* **Data for processing**
..........

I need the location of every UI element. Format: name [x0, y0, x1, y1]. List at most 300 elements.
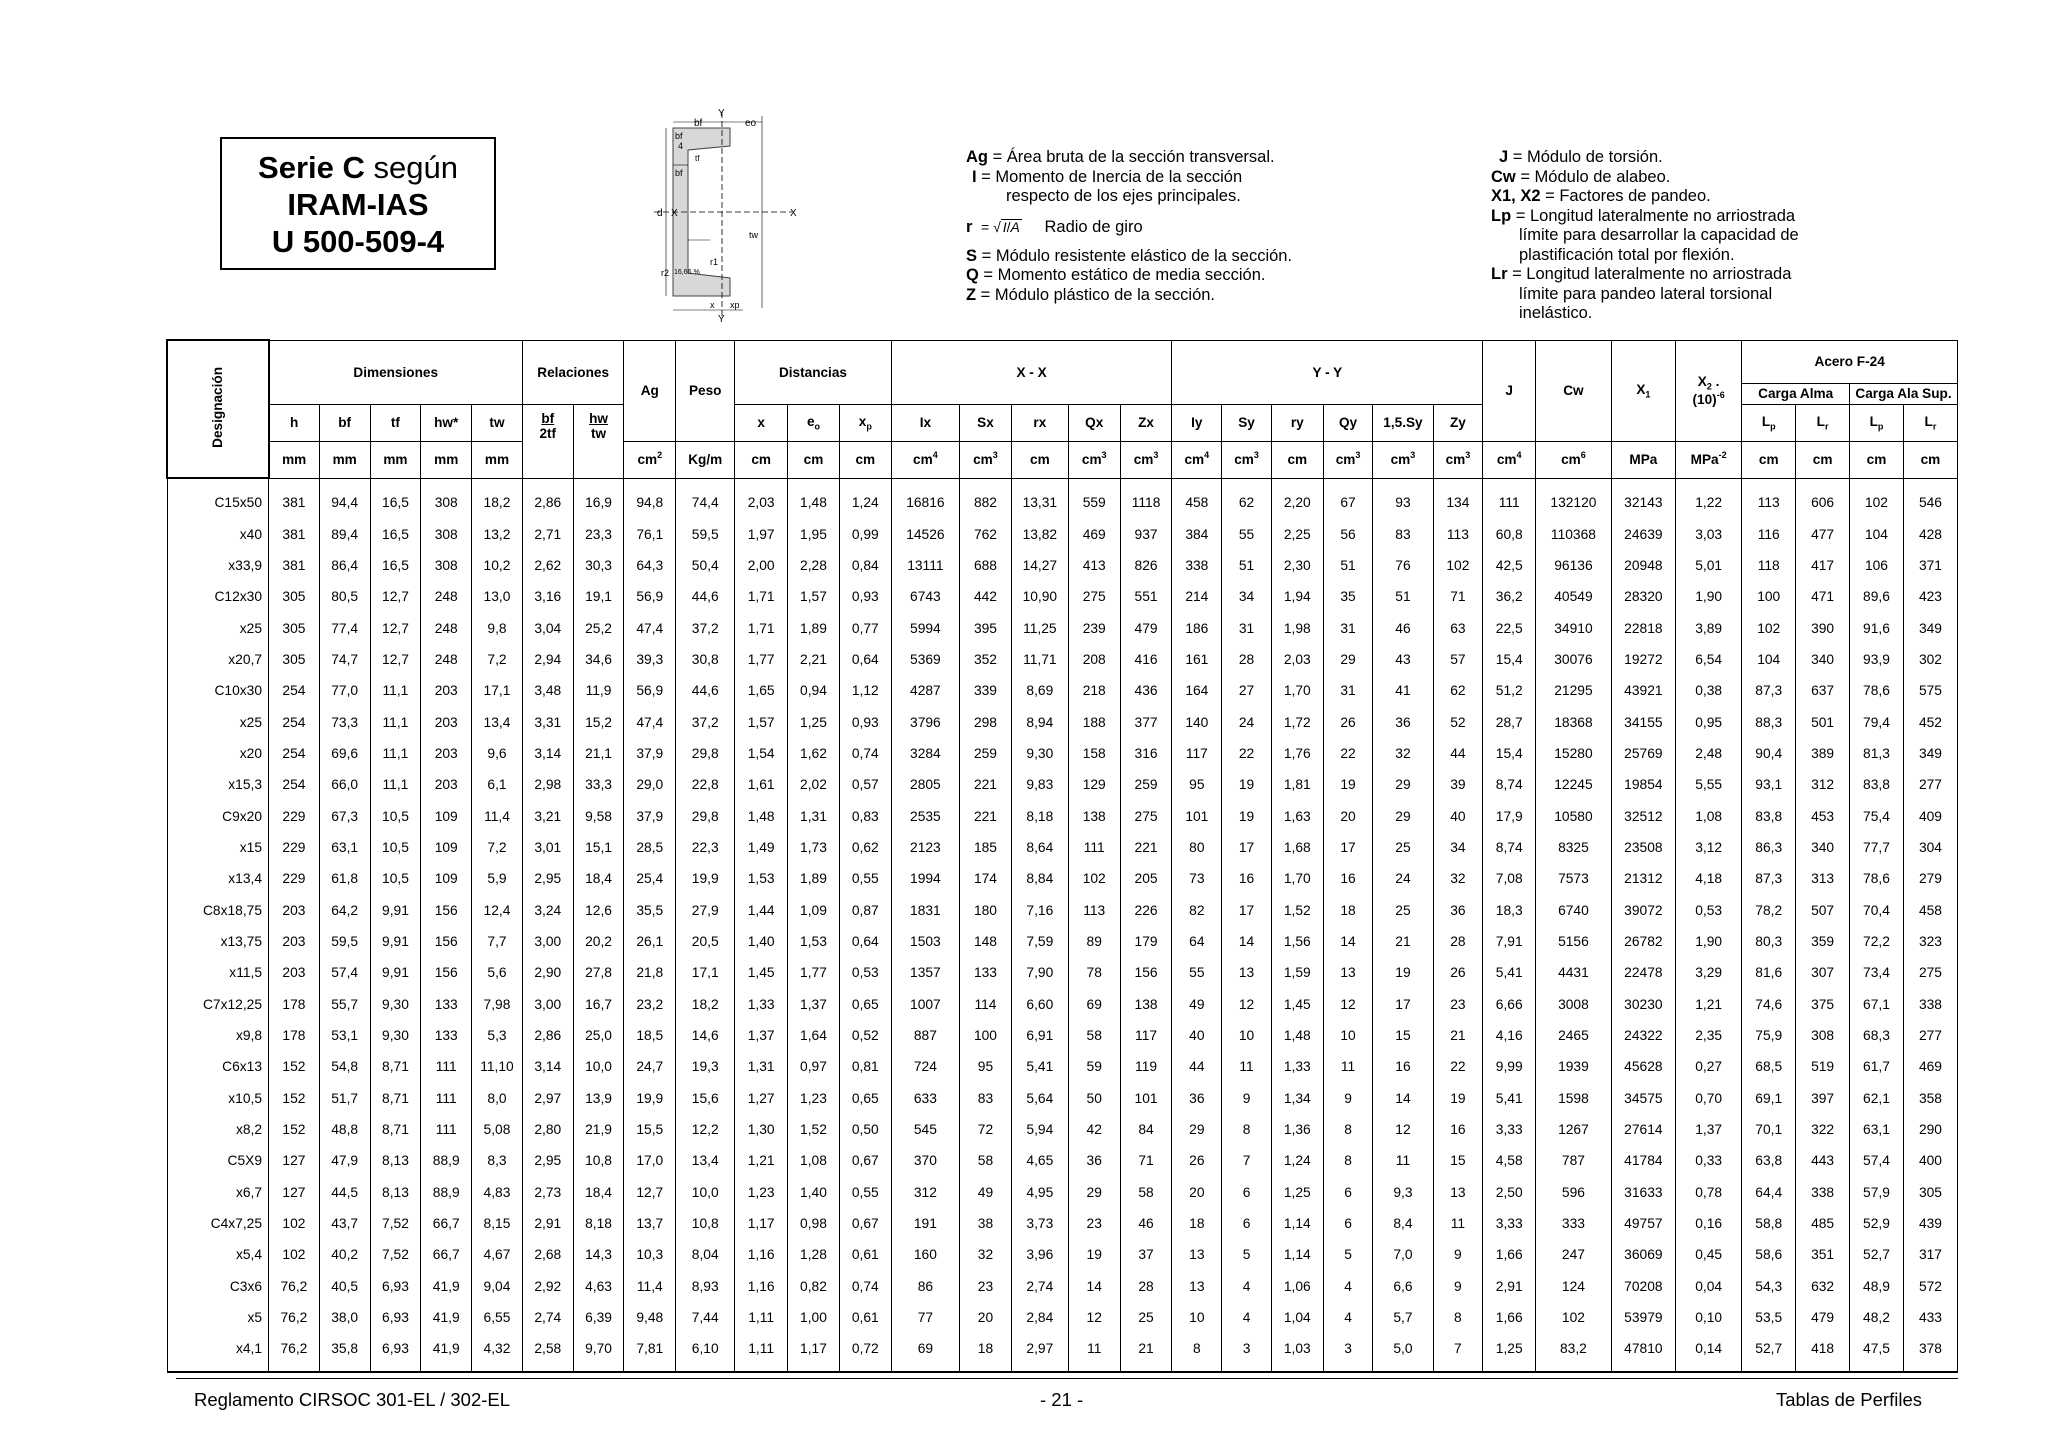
- designation-cell: x20,7: [167, 644, 269, 675]
- table-cell: 3,33: [1483, 1114, 1536, 1145]
- legend-right: [1491, 148, 1799, 324]
- table-cell: 15: [1373, 1020, 1433, 1051]
- table-cell: 1,90: [1675, 926, 1741, 957]
- table-cell: 127: [269, 1177, 320, 1208]
- table-cell: 43,7: [319, 1208, 370, 1239]
- table-cell: 1,89: [788, 612, 840, 643]
- table-cell: 1,89: [788, 863, 840, 894]
- table-cell: 5,41: [1011, 1051, 1068, 1082]
- table-cell: 5: [1222, 1239, 1272, 1270]
- table-cell: 1,31: [735, 1051, 788, 1082]
- table-cell: 86,3: [1742, 832, 1796, 863]
- table-cell: 9: [1433, 1271, 1483, 1302]
- table-cell: 22,8: [676, 769, 735, 800]
- table-cell: 30230: [1611, 989, 1675, 1020]
- table-cell: 37,9: [624, 800, 676, 831]
- unit-qy: $cm^3$: [1323, 441, 1373, 478]
- table-cell: 56,9: [624, 675, 676, 706]
- table-cell: 2805: [891, 769, 959, 800]
- table-cell: 19,1: [573, 581, 624, 612]
- table-cell: 3284: [891, 738, 959, 769]
- unit-ix: $cm^4$: [891, 441, 959, 478]
- table-cell: 28: [1433, 926, 1483, 957]
- table-cell: 14: [1323, 926, 1373, 957]
- col-lp-alma: $L_p$: [1742, 404, 1796, 441]
- diagram-label-y-bottom: Y: [718, 314, 725, 323]
- table-cell: 3,03: [1675, 518, 1741, 549]
- table-cell: 17: [1373, 989, 1433, 1020]
- table-cell: 4,65: [1011, 1145, 1068, 1176]
- table-cell: 0,50: [839, 1114, 891, 1145]
- table-row: [167, 1239, 1958, 1270]
- table-cell: 87,3: [1742, 675, 1796, 706]
- table-cell: 12: [1068, 1302, 1120, 1333]
- table-cell: 34: [1222, 581, 1272, 612]
- table-cell: 322: [1796, 1114, 1850, 1145]
- table-cell: 12,7: [624, 1177, 676, 1208]
- table-cell: 53979: [1611, 1302, 1675, 1333]
- table-cell: 2,30: [1271, 550, 1323, 581]
- table-cell: 19272: [1611, 644, 1675, 675]
- table-cell: 3,89: [1675, 612, 1741, 643]
- table-cell: 12: [1373, 1114, 1433, 1145]
- table-cell: 0,95: [1675, 706, 1741, 737]
- table-cell: 417: [1796, 550, 1850, 581]
- header-xx: X - X: [891, 340, 1172, 404]
- table-cell: 68,5: [1742, 1051, 1796, 1082]
- table-cell: 1,23: [788, 1083, 840, 1114]
- table-cell: 30,8: [676, 644, 735, 675]
- table-cell: 352: [960, 644, 1012, 675]
- table-cell: 54,3: [1742, 1271, 1796, 1302]
- table-cell: 1,14: [1271, 1239, 1323, 1270]
- table-cell: 305: [269, 644, 320, 675]
- diagram-label-eo: eo: [745, 118, 757, 129]
- table-cell: 57,4: [1850, 1145, 1904, 1176]
- table-cell: 164: [1172, 675, 1222, 706]
- table-cell: 52,7: [1742, 1333, 1796, 1371]
- table-cell: 49: [960, 1177, 1012, 1208]
- table-cell: 39072: [1611, 894, 1675, 925]
- table-cell: 133: [960, 957, 1012, 988]
- table-cell: 5,41: [1483, 957, 1536, 988]
- table-cell: 21,1: [573, 738, 624, 769]
- table-cell: 4431: [1536, 957, 1612, 988]
- table-cell: 51: [1222, 550, 1272, 581]
- unit-ry: cm: [1271, 441, 1323, 478]
- table-cell: 2,84: [1011, 1302, 1068, 1333]
- table-cell: 0,82: [788, 1271, 840, 1302]
- table-cell: 2,86: [522, 1020, 573, 1051]
- table-cell: 1,54: [735, 738, 788, 769]
- table-cell: 8: [1323, 1145, 1373, 1176]
- unit-ag: $cm^2$: [624, 441, 676, 478]
- table-cell: 8: [1172, 1333, 1222, 1371]
- legend-ag: Ag = Área bruta de la sección transversal.: [966, 148, 1275, 166]
- table-cell: 279: [1903, 863, 1957, 894]
- table-cell: 53,5: [1742, 1302, 1796, 1333]
- table-cell: 0,55: [839, 1177, 891, 1208]
- designation-cell: x25: [167, 612, 269, 643]
- table-cell: 1,37: [788, 989, 840, 1020]
- table-cell: 0,78: [1675, 1177, 1741, 1208]
- table-cell: 78,6: [1850, 863, 1904, 894]
- table-cell: 27,9: [676, 894, 735, 925]
- table-cell: 152: [269, 1114, 320, 1145]
- table-cell: 84: [1120, 1114, 1172, 1145]
- table-cell: 133: [421, 989, 472, 1020]
- table-cell: 36: [1172, 1083, 1222, 1114]
- table-cell: 25,2: [573, 612, 624, 643]
- table-cell: 26: [1433, 957, 1483, 988]
- table-cell: 1,11: [735, 1302, 788, 1333]
- table-cell: 0,61: [839, 1302, 891, 1333]
- designation-cell: x8,2: [167, 1114, 269, 1145]
- table-row: [167, 800, 1958, 831]
- header-acero: Acero F-24: [1742, 340, 1958, 383]
- table-cell: 6,60: [1011, 989, 1068, 1020]
- table-cell: 471: [1796, 581, 1850, 612]
- legend-lp-cont-1: límite para desarrollar la capacidad de: [1519, 226, 1799, 244]
- designation-cell: x25: [167, 706, 269, 737]
- table-cell: 248: [421, 581, 472, 612]
- table-cell: 80: [1172, 832, 1222, 863]
- table-cell: 9,91: [370, 894, 421, 925]
- table-cell: 453: [1796, 800, 1850, 831]
- table-cell: 305: [269, 581, 320, 612]
- table-cell: 4,16: [1483, 1020, 1536, 1051]
- table-cell: 0,93: [839, 706, 891, 737]
- table-cell: 89: [1068, 926, 1120, 957]
- table-cell: 9,6: [472, 738, 523, 769]
- table-cell: 317: [1903, 1239, 1957, 1270]
- table-cell: 3,01: [522, 832, 573, 863]
- table-cell: 469: [1903, 1051, 1957, 1082]
- table-cell: 308: [1796, 1020, 1850, 1051]
- table-cell: 90,4: [1742, 738, 1796, 769]
- table-cell: 2,71: [522, 518, 573, 549]
- table-cell: 25769: [1611, 738, 1675, 769]
- table-cell: 247: [1536, 1239, 1612, 1270]
- table-cell: 400: [1903, 1145, 1957, 1176]
- table-cell: 5,55: [1675, 769, 1741, 800]
- table-cell: 1,45: [1271, 989, 1323, 1020]
- col-lr-alma: $L_r$: [1796, 404, 1850, 441]
- table-cell: 76,2: [269, 1333, 320, 1371]
- table-cell: 134: [1433, 478, 1483, 518]
- col-15sy: 1,5.Sy: [1373, 404, 1433, 441]
- table-cell: 1,34: [1271, 1083, 1323, 1114]
- table-cell: 20: [1172, 1177, 1222, 1208]
- table-cell: 1,77: [788, 957, 840, 988]
- table-cell: 100: [960, 1020, 1012, 1051]
- table-cell: 1,33: [735, 989, 788, 1020]
- table-cell: 8,71: [370, 1083, 421, 1114]
- footer-left: Reglamento CIRSOC 301-EL / 302-EL: [194, 1389, 511, 1410]
- header-ag: Ag: [624, 340, 676, 441]
- profiles-table: [166, 339, 1958, 1373]
- table-cell: 0,38: [1675, 675, 1741, 706]
- diagram-label-r2: r2: [661, 268, 670, 278]
- table-cell: 101: [1172, 800, 1222, 831]
- legend-i: I = Momento de Inercia de la sección: [972, 167, 1243, 186]
- table-cell: 0,72: [839, 1333, 891, 1371]
- header-relaciones: Relaciones: [522, 340, 624, 404]
- table-cell: 8: [1433, 1302, 1483, 1333]
- table-cell: 3: [1323, 1333, 1373, 1371]
- unit-j: $cm^4$: [1483, 441, 1536, 478]
- designation-cell: C6x13: [167, 1051, 269, 1082]
- table-cell: 78: [1068, 957, 1120, 988]
- table-cell: 551: [1120, 581, 1172, 612]
- table-cell: 27,8: [573, 957, 624, 988]
- table-cell: 1,49: [735, 832, 788, 863]
- table-cell: 100: [1742, 581, 1796, 612]
- table-cell: 88,9: [421, 1145, 472, 1176]
- table-cell: 2,74: [1011, 1271, 1068, 1302]
- table-cell: 442: [960, 581, 1012, 612]
- table-cell: 8,74: [1483, 832, 1536, 863]
- table-cell: 1,16: [735, 1239, 788, 1270]
- header-dimensiones: Dimensiones: [269, 340, 523, 404]
- table-cell: 8,0: [472, 1083, 523, 1114]
- table-cell: 102: [1536, 1302, 1612, 1333]
- table-cell: 36,2: [1483, 581, 1536, 612]
- table-cell: 1,09: [788, 894, 840, 925]
- table-cell: 11,4: [624, 1271, 676, 1302]
- table-cell: 3,16: [522, 581, 573, 612]
- table-cell: 11: [1373, 1145, 1433, 1176]
- table-cell: 186: [1172, 612, 1222, 643]
- table-cell: 4: [1323, 1302, 1373, 1333]
- table-cell: 3,96: [1011, 1239, 1068, 1270]
- header-carga-ala: Carga Ala Sup.: [1850, 383, 1958, 404]
- unit-hw: mm: [421, 441, 472, 478]
- table-cell: 1,16: [735, 1271, 788, 1302]
- table-cell: 308: [421, 550, 472, 581]
- table-cell: 14,27: [1011, 550, 1068, 581]
- unit-zx: $cm^3$: [1120, 441, 1172, 478]
- table-cell: 37,2: [676, 706, 735, 737]
- table-cell: 41,9: [421, 1302, 472, 1333]
- table-cell: 1,36: [1271, 1114, 1323, 1145]
- table-cell: 5,41: [1483, 1083, 1536, 1114]
- table-cell: 1,25: [788, 706, 840, 737]
- col-eo: $e_o$: [788, 404, 840, 441]
- table-cell: 2,00: [735, 550, 788, 581]
- unit-qx: $cm^3$: [1068, 441, 1120, 478]
- table-cell: 19: [1433, 1083, 1483, 1114]
- table-cell: 33,3: [573, 769, 624, 800]
- table-row: [167, 1051, 1958, 1082]
- table-cell: 36: [1433, 894, 1483, 925]
- table-cell: 74,6: [1742, 989, 1796, 1020]
- table-cell: 74,4: [676, 478, 735, 518]
- table-cell: 1,40: [788, 1177, 840, 1208]
- table-cell: 34910: [1536, 612, 1612, 643]
- legend-left: [966, 148, 1292, 305]
- table-cell: 1,59: [1271, 957, 1323, 988]
- table-cell: 111: [421, 1114, 472, 1145]
- table-cell: 418: [1796, 1333, 1850, 1371]
- footer-page-number: - 21 -: [1040, 1389, 1084, 1410]
- table-cell: 50: [1068, 1083, 1120, 1114]
- table-cell: 9,04: [472, 1271, 523, 1302]
- table-row: [167, 863, 1958, 894]
- table-cell: 111: [1483, 478, 1536, 518]
- table-cell: 77,7: [1850, 832, 1904, 863]
- designation-cell: x13,4: [167, 863, 269, 894]
- table-cell: 1,53: [735, 863, 788, 894]
- table-cell: 1,21: [1675, 989, 1741, 1020]
- table-cell: 0,83: [839, 800, 891, 831]
- table-cell: 21295: [1536, 675, 1612, 706]
- table-cell: 2,80: [522, 1114, 573, 1145]
- table-cell: 423: [1903, 581, 1957, 612]
- table-cell: 351: [1796, 1239, 1850, 1270]
- table-cell: 397: [1796, 1083, 1850, 1114]
- table-cell: 110368: [1536, 518, 1612, 549]
- table-cell: 140: [1172, 706, 1222, 737]
- diagram-label-xp: xp: [730, 300, 740, 310]
- table-cell: 1,44: [735, 894, 788, 925]
- designation-cell: x13,75: [167, 926, 269, 957]
- table-cell: 1,48: [1271, 1020, 1323, 1051]
- table-cell: 69,1: [1742, 1083, 1796, 1114]
- table-cell: 381: [269, 518, 320, 549]
- table-cell: 185: [960, 832, 1012, 863]
- table-cell: 24: [1373, 863, 1433, 894]
- table-cell: 71: [1120, 1145, 1172, 1176]
- table-cell: 390: [1796, 612, 1850, 643]
- table-cell: 546: [1903, 478, 1957, 518]
- table-cell: 7,16: [1011, 894, 1068, 925]
- table-cell: 51,2: [1483, 675, 1536, 706]
- table-row: [167, 518, 1958, 549]
- table-cell: 20,2: [573, 926, 624, 957]
- table-cell: 7,44: [676, 1302, 735, 1333]
- table-cell: 44,6: [676, 581, 735, 612]
- unit-lp-ala: cm: [1850, 441, 1904, 478]
- table-cell: 8,84: [1011, 863, 1068, 894]
- table-cell: 1,76: [1271, 738, 1323, 769]
- designation-cell: x11,5: [167, 957, 269, 988]
- table-cell: 14,3: [573, 1239, 624, 1270]
- table-cell: 113: [1068, 894, 1120, 925]
- table-cell: 114: [960, 989, 1012, 1020]
- table-cell: 6,10: [676, 1333, 735, 1371]
- table-cell: 1,97: [735, 518, 788, 549]
- table-cell: 39,3: [624, 644, 676, 675]
- table-cell: 1,68: [1271, 832, 1323, 863]
- table-cell: 1994: [891, 863, 959, 894]
- table-cell: 28,5: [624, 832, 676, 863]
- table-cell: 16,5: [370, 518, 421, 549]
- table-cell: 203: [421, 738, 472, 769]
- diagram-label-tf: tf: [695, 154, 700, 163]
- table-cell: 6,1: [472, 769, 523, 800]
- diagram-label-four: 4: [678, 141, 684, 151]
- table-cell: 8: [1222, 1114, 1272, 1145]
- table-cell: 1,61: [735, 769, 788, 800]
- col-iy: Iy: [1172, 404, 1222, 441]
- table-cell: 61,7: [1850, 1051, 1904, 1082]
- col-x: x: [735, 404, 788, 441]
- table-cell: 2,97: [522, 1083, 573, 1114]
- table-cell: 1,25: [1271, 1177, 1323, 1208]
- table-cell: 312: [891, 1177, 959, 1208]
- table-cell: 13,31: [1011, 478, 1068, 518]
- table-cell: 96136: [1536, 550, 1612, 581]
- table-cell: 109: [421, 832, 472, 863]
- table-body: [167, 478, 1958, 1372]
- table-row: [167, 1020, 1958, 1051]
- table-row: [167, 769, 1958, 800]
- table-cell: 11: [1068, 1333, 1120, 1371]
- table-cell: 452: [1903, 706, 1957, 737]
- table-cell: 60,8: [1483, 518, 1536, 549]
- table-cell: 104: [1742, 644, 1796, 675]
- table-cell: 11: [1323, 1051, 1373, 1082]
- table-cell: 0,70: [1675, 1083, 1741, 1114]
- table-cell: 1118: [1120, 478, 1172, 518]
- table-cell: 16816: [891, 478, 959, 518]
- legend-lp: Lp = Longitud lateralmente no arriostrada: [1491, 206, 1796, 225]
- table-row: [167, 1302, 1958, 1333]
- channel-section-diagram: [630, 108, 800, 323]
- table-cell: 9,48: [624, 1302, 676, 1333]
- table-cell: 51: [1373, 581, 1433, 612]
- table-cell: 1,56: [1271, 926, 1323, 957]
- table-cell: 338: [1796, 1177, 1850, 1208]
- table-cell: 13: [1172, 1239, 1222, 1270]
- table-cell: 57,4: [319, 957, 370, 988]
- table-cell: 413: [1068, 550, 1120, 581]
- table-cell: 2,03: [1271, 644, 1323, 675]
- table-cell: 0,87: [839, 894, 891, 925]
- table-cell: 2,62: [522, 550, 573, 581]
- table-cell: 18: [1172, 1208, 1222, 1239]
- table-cell: 6,6: [1373, 1271, 1433, 1302]
- table-cell: 1,45: [735, 957, 788, 988]
- table-cell: 12,7: [370, 612, 421, 643]
- table-cell: 2,25: [1271, 518, 1323, 549]
- table-cell: 205: [1120, 863, 1172, 894]
- table-cell: 64: [1172, 926, 1222, 957]
- table-cell: 302: [1903, 644, 1957, 675]
- table-cell: 1,08: [1675, 800, 1741, 831]
- table-cell: 1,81: [1271, 769, 1323, 800]
- footer-right: Tablas de Perfiles: [1775, 1389, 1922, 1410]
- table-cell: 10,0: [676, 1177, 735, 1208]
- table-cell: 323: [1903, 926, 1957, 957]
- table-cell: 229: [269, 863, 320, 894]
- table-cell: 13111: [891, 550, 959, 581]
- table-cell: 0,55: [839, 863, 891, 894]
- table-cell: 2,98: [522, 769, 573, 800]
- table-cell: 29,0: [624, 769, 676, 800]
- table-cell: 18,4: [573, 863, 624, 894]
- legend-z: Z = Módulo plástico de la sección.: [966, 285, 1216, 304]
- legend-lp-cont-2: plastificación total por flexión.: [1519, 245, 1735, 264]
- header-carga-alma: Carga Alma: [1742, 383, 1850, 404]
- table-cell: 0,74: [839, 1271, 891, 1302]
- table-cell: 12,7: [370, 581, 421, 612]
- table-cell: 5,7: [1373, 1302, 1433, 1333]
- table-cell: 44: [1433, 738, 1483, 769]
- table-cell: 48,9: [1850, 1271, 1904, 1302]
- table-row: [167, 1271, 1958, 1302]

..........

* **Exercise prompt**
Change "table-cell" to "grid-cell" in the entries starting at the line "- designation-cell: x20,7: [167, 644, 269, 675]" and ending at the line "- table-cell: 28: [1433, 926, 1483, 957]", and give those lines again with nothing else altered.

* **Task response**
- designation-cell: x20,7: [167, 644, 269, 675]
- grid-cell: 3,33: [1483, 1114, 1536, 1145]
- legend-right: [1491, 148, 1799, 324]
- grid-cell: 15: [1373, 1020, 1433, 1051]
- grid-cell: 1,90: [1675, 926, 1741, 957]
- grid-cell: 127: [269, 1177, 320, 1208]
- grid-cell: 43,7: [319, 1208, 370, 1239]
- grid-cell: 1,89: [788, 612, 840, 643]
- grid-cell: 1,89: [788, 863, 840, 894]
- grid-cell: 5,41: [1011, 1051, 1068, 1082]
- grid-cell: 5: [1222, 1239, 1272, 1270]
- grid-cell: 1,31: [735, 1051, 788, 1082]
- grid-cell: 86,3: [1742, 832, 1796, 863]
- grid-cell: 9: [1433, 1271, 1483, 1302]
- grid-cell: 22,8: [676, 769, 735, 800]
- grid-cell: 30230: [1611, 989, 1675, 1020]
- grid-cell: 37,9: [624, 800, 676, 831]
- unit-qy: $cm^3$: [1323, 441, 1373, 478]
- grid-cell: 56,9: [624, 675, 676, 706]
- grid-cell: 2805: [891, 769, 959, 800]
- grid-cell: 19,1: [573, 581, 624, 612]
- grid-cell: 3284: [891, 738, 959, 769]
- unit-ix: $cm^4$: [891, 441, 959, 478]
- grid-cell: 28: [1433, 926, 1483, 957]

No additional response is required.